# What you are asked to do:
Which lines of the records contain "price"? Collect every one of them.
* Begin The input *
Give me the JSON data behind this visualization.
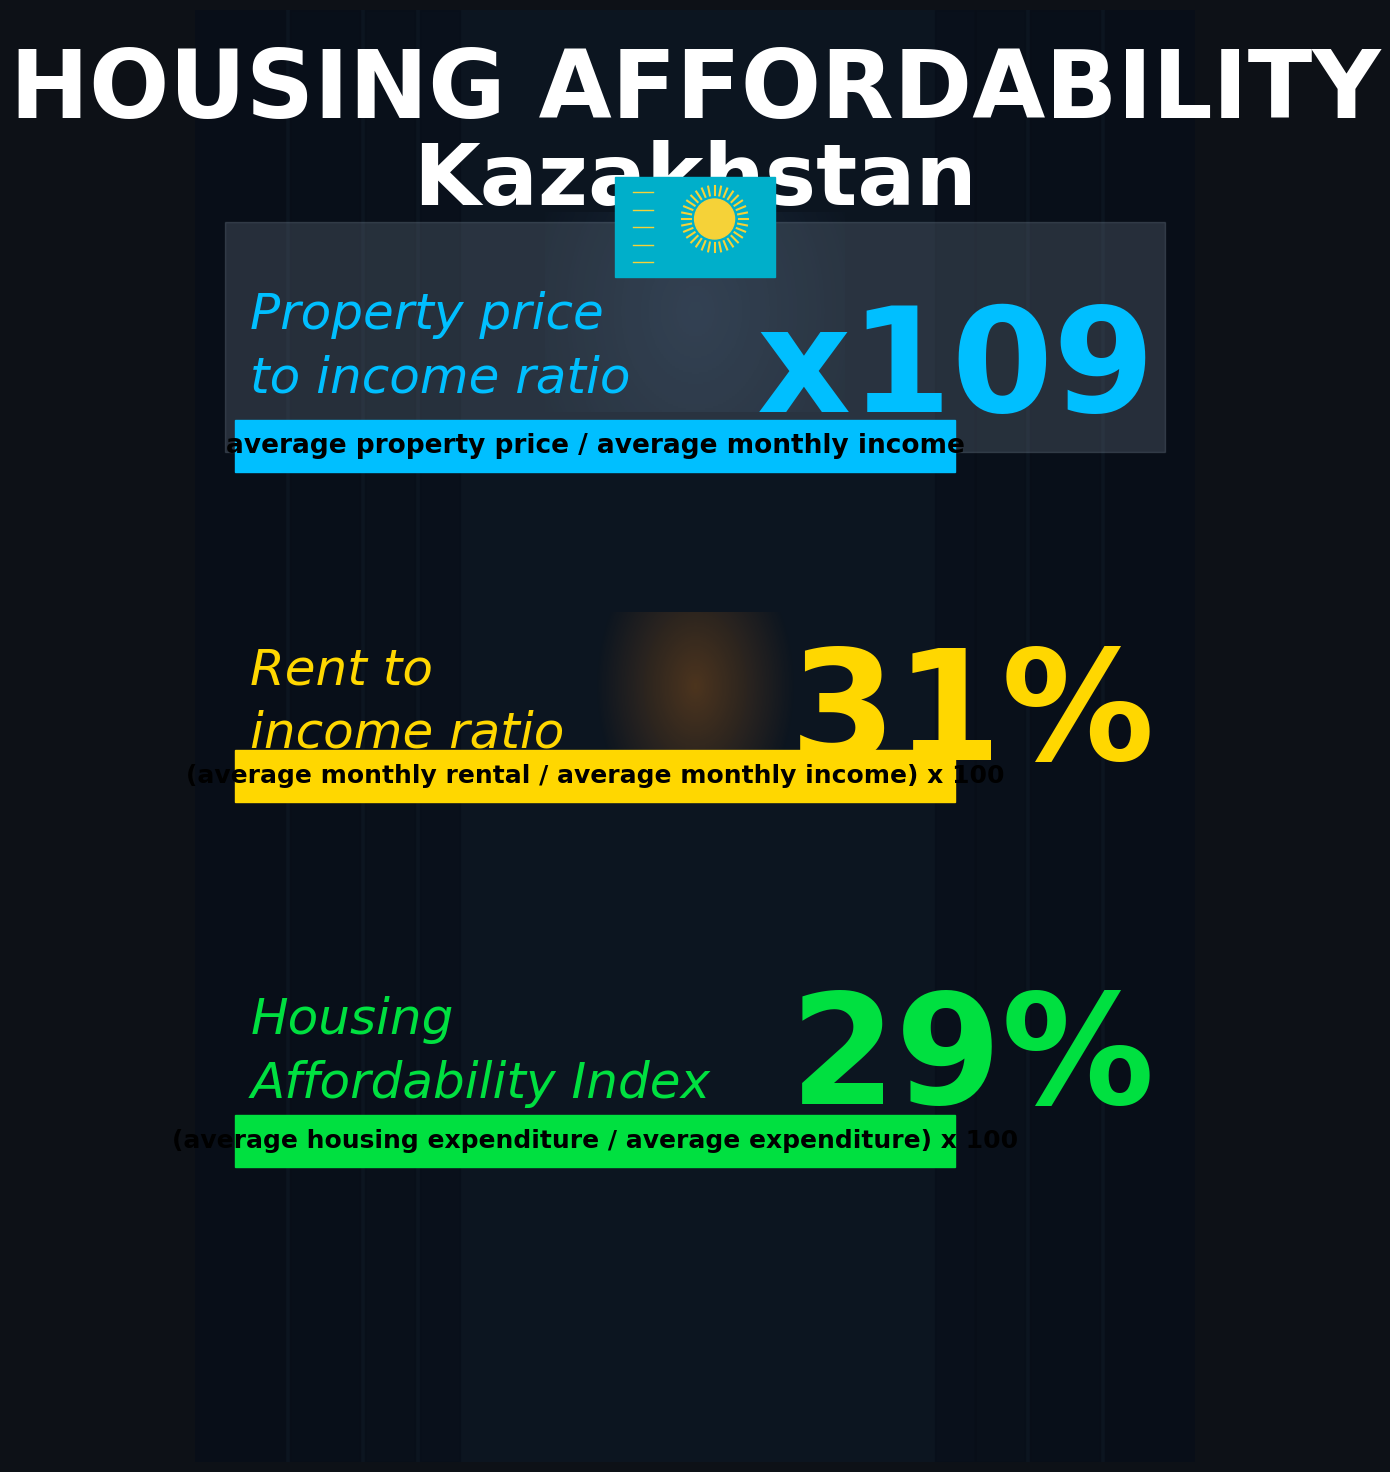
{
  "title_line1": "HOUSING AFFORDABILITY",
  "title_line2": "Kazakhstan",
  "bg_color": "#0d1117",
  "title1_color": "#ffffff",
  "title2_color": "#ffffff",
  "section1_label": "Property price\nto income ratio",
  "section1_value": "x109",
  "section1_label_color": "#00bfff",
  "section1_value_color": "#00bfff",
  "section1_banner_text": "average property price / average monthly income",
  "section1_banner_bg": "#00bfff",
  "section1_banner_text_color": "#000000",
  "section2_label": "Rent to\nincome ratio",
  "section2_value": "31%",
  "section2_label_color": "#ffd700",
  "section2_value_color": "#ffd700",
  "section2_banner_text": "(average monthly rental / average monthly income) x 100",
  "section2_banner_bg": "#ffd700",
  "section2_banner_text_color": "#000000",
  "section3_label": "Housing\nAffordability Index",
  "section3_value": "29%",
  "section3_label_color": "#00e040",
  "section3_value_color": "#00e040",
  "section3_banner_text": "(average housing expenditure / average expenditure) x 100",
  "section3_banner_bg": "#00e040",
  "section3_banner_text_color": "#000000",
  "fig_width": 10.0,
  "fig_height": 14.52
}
* End The input *
# The completed task:
  "section1_label": "Property price\nto income ratio",
  "section1_banner_text": "average property price / average monthly income",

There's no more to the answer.